══ Passage ══

And, if you're going to sell out in talk radio, you might as well leave and do something else. What's the point of trying to convince people of things you don't believe yourself? For money? The audience will figure you out quickly and you'll be out of work soon enough.
When it finally came to an end, to me triggered by my comments about Dan Rather and CBS (although they later denied it after initially giving vague responses), the only real wonder was that they didn't find a successful way to oust me sooner. They certainly didn't like the opinions I was giving on the air.
Station management had to be no doubt shocked to see news of my termination carried around the world, in Spain, Denmark, Japan, Canada, Greece and every corner of America.
I did dozens of interviews with people from everywhere. A few people accused me of milking it for publicity but most were supportive. Americans are much more clued into media bias now than say, 10 years ago, and many are fed up with it. KIRO could be the radio poster child for media bias.
And yet I have to admit there was something fun about it, of butting heads with the same kind of people in Seattle radio I once fought against in Santa Cruz. When they have the power, in the end you will probably lose, but if you have a chance to give 'em hell for a while, to me it's an irresistible opportunity.
e-mail Brian Maloney at RadioEqualizer@aol.com
I wish I could say that I believe every word without reservation. CNN, CBS, and most of the other MSM have taught me not to be so foolish.
Personally, I want to hear BOTH sides before I make a decision.
The reasons that I have heard about from the station do not seem unreasonable. Sports programming and dwindeling time slots.
My heart says to believe. My head says to wait.
Wait for what? He's been fired. There won't be any independent investigation.
Sure, they had to retrench. But you don't retrench by firing your lone conservative voice when audiences are abandoning you for being too far out in left field.
Please include original titles.
Thanks.
The station also beats the station that carries Tony Snow and Sean Hannity.
I did find one clip that says in 2000 when KIRO carried the Mariner's, they had almost a 19 share in the evening when baseball is carried and lead most day parts. So obviously, the loss of baseball did hurt, but the liberal programming seemed to be pulling it's weight and was handily turning away popular conservatives.

═══
══ Extracted records ══

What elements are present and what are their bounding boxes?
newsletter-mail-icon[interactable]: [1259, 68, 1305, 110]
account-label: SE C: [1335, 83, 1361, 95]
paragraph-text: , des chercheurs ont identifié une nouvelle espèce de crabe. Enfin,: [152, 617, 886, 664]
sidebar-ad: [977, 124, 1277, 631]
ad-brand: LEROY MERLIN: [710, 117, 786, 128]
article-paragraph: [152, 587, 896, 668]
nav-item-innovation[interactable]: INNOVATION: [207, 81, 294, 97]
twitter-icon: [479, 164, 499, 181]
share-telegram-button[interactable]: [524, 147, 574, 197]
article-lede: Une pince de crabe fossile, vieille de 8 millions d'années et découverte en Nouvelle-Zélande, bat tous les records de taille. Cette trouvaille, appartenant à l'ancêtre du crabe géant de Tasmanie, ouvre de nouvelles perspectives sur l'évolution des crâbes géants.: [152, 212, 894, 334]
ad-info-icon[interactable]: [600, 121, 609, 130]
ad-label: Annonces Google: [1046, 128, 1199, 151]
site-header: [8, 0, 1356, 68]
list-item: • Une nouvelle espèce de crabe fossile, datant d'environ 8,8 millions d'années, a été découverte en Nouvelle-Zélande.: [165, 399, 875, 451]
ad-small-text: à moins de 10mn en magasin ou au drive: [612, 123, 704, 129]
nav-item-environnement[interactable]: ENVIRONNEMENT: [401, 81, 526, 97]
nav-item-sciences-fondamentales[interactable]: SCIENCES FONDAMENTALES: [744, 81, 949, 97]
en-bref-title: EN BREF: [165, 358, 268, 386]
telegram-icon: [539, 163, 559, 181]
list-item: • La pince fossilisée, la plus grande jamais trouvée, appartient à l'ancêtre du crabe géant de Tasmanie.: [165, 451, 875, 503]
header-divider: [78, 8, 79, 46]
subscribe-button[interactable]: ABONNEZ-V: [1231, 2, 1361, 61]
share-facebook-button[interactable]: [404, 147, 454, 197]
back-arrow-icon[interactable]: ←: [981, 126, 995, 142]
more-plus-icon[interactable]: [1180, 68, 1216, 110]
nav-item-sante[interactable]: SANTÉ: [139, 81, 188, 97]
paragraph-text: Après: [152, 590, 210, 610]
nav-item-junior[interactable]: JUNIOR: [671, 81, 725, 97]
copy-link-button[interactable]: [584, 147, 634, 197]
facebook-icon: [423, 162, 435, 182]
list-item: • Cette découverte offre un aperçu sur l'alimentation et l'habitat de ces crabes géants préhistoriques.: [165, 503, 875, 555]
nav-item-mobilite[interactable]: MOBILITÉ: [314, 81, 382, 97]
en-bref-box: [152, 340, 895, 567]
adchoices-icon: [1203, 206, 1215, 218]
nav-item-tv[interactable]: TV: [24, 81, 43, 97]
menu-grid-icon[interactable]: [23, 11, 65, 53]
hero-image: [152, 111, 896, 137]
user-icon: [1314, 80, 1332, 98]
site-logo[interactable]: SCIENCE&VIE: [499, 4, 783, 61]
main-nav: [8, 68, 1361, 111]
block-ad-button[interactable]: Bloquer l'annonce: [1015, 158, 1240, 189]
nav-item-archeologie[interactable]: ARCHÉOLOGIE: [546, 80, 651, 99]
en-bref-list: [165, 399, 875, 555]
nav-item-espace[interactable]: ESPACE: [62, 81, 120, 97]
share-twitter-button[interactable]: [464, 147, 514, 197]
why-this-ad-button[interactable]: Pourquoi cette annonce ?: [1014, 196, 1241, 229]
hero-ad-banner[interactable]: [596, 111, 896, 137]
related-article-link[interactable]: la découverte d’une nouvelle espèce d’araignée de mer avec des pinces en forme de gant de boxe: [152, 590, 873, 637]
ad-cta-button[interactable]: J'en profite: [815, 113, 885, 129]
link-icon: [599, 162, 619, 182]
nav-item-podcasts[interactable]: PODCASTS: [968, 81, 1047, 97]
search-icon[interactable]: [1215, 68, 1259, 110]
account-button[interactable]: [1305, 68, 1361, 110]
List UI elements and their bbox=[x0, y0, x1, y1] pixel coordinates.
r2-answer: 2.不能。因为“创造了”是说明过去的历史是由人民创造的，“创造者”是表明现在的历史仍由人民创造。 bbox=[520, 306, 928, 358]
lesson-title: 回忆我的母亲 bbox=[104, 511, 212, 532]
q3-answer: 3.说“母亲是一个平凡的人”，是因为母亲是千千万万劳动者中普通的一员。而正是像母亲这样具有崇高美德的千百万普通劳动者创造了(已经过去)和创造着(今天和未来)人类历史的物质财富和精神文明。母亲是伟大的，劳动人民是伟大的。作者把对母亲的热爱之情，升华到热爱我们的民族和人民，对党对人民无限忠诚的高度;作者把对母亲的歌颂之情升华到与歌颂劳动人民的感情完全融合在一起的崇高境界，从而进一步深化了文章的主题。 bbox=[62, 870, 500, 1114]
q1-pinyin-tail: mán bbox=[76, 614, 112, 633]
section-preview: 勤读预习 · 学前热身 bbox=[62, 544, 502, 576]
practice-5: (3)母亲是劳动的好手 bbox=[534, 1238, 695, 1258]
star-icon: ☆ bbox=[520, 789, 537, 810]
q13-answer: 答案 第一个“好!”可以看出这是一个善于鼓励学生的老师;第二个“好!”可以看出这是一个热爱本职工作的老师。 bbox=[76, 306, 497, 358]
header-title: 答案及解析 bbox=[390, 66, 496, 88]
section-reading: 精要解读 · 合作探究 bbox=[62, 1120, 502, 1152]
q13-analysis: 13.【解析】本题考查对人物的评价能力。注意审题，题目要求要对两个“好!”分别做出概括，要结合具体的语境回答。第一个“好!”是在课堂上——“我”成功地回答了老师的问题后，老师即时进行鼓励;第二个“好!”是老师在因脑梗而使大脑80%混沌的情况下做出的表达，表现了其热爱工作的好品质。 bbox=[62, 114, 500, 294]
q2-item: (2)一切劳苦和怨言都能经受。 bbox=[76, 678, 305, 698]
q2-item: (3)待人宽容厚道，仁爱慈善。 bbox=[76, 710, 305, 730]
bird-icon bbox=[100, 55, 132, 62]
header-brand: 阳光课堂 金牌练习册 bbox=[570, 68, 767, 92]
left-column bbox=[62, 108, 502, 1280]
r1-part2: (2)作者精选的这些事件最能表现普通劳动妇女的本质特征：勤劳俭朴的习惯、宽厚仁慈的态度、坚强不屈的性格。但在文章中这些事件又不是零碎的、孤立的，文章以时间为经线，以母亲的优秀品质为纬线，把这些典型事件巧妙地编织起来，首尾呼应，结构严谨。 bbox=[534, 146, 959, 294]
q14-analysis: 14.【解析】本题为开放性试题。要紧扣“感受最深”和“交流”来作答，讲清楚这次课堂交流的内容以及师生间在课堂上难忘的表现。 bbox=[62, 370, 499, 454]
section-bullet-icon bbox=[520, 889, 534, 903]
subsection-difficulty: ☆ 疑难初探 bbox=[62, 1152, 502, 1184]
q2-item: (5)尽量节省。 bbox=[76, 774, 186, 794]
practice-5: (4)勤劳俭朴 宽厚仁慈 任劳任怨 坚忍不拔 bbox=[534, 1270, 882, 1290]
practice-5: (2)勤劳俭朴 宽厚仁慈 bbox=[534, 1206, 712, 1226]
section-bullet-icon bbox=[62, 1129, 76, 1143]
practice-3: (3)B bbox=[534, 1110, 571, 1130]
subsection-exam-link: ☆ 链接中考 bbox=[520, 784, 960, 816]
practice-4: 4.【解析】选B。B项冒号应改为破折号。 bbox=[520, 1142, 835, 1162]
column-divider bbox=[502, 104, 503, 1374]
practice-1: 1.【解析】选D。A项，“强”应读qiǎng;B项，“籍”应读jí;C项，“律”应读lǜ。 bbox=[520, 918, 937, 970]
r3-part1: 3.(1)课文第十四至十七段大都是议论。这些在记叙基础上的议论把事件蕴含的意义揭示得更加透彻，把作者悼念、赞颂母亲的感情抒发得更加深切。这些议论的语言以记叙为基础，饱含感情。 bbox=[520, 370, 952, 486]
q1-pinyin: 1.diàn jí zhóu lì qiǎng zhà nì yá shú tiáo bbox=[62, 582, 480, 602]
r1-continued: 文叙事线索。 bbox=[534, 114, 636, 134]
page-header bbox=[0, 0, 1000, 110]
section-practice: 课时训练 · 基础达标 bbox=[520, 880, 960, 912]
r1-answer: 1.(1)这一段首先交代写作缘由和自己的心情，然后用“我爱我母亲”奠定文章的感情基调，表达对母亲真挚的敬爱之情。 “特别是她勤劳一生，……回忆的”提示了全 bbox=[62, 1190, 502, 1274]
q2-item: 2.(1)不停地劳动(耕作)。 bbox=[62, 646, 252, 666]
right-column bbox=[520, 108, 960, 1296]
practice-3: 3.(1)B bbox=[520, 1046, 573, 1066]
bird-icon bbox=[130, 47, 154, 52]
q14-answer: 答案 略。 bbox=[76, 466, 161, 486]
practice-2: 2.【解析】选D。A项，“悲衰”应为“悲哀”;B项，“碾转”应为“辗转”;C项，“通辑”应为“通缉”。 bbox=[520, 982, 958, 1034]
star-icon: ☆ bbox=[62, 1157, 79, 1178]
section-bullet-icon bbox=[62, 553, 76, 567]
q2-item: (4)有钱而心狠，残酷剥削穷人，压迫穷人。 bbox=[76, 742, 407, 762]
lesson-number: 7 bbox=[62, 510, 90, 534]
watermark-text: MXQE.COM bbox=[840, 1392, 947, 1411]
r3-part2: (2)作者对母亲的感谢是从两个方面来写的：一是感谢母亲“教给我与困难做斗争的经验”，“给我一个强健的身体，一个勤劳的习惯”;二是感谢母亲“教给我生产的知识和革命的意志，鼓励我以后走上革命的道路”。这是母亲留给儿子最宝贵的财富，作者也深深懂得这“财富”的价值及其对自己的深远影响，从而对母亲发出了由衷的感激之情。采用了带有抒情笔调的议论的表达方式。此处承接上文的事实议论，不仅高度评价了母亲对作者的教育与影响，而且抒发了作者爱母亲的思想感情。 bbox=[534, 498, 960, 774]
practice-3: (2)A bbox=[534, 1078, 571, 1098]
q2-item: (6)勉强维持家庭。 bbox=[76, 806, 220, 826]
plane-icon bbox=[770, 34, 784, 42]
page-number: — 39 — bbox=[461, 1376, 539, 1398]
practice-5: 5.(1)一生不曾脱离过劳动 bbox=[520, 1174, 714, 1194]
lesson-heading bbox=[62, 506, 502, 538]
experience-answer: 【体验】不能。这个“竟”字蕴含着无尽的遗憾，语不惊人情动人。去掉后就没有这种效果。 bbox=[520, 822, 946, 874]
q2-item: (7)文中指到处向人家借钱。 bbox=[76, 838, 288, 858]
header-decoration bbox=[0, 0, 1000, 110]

═══

How to complete this task:
Extend the passage on the talk radio host's dismissal from KIRO, beginning immediately after its last sentence.

Task result:
Compare KIRO with where they used to be. In the mid 80s KIRO had the second highest local share of any AM station in the country. They averaged almost 10%. If they are 5th in the area now, they have fallen fast and hard.
If this station is on the wrong track with liberal programming, then why are they still the top ranked talk station in the market and beating the conservative talk station (even with the NRP erosion that does not show in the ratings.)BTW, the station that carries Rush, Medved, Savage, O'Reilly, Ingram and Bill Bennett is ranked 11th. the station that carries Tony Snow and Sean Hannity is ranked 15th.
Those figures I cited were actually pre-Mariners. Until, I think, 1986 the Mariners broadcasts were carried on KVI. Of course, back then the Mariners were so bad they wouldn't have added to the ratings of KIRO.
I haven't lived in Seattle for a few years, but it seems that there isn't a strong talk radio station there. There are a few that compete, but I don't think KVI has the winning line up it used to.
I had started listening to KOMO a fair bit simply because they were rather entertaining and not blatantly liberal. I think the problem in Seattle is that conservatives, who are outnumbered to begin with, don't have one station to latch onto.
However same could be said for very conservative KDKA or WCCO (Pittsburg and Minneapolis). Those stations had at one time 15+ shares in the late 70's and early 80's. As FM began it's dominance and the market began to frament with more stations and choices, the once powerful and mighty fell. I think at one time WCCO had the highest share in the nation with something like 20. Now it's an 8.8. While KDKA is still #1 in Pittsburg, it now has a 10 share, down form it's years in the high teens. It btw, is the Rush station.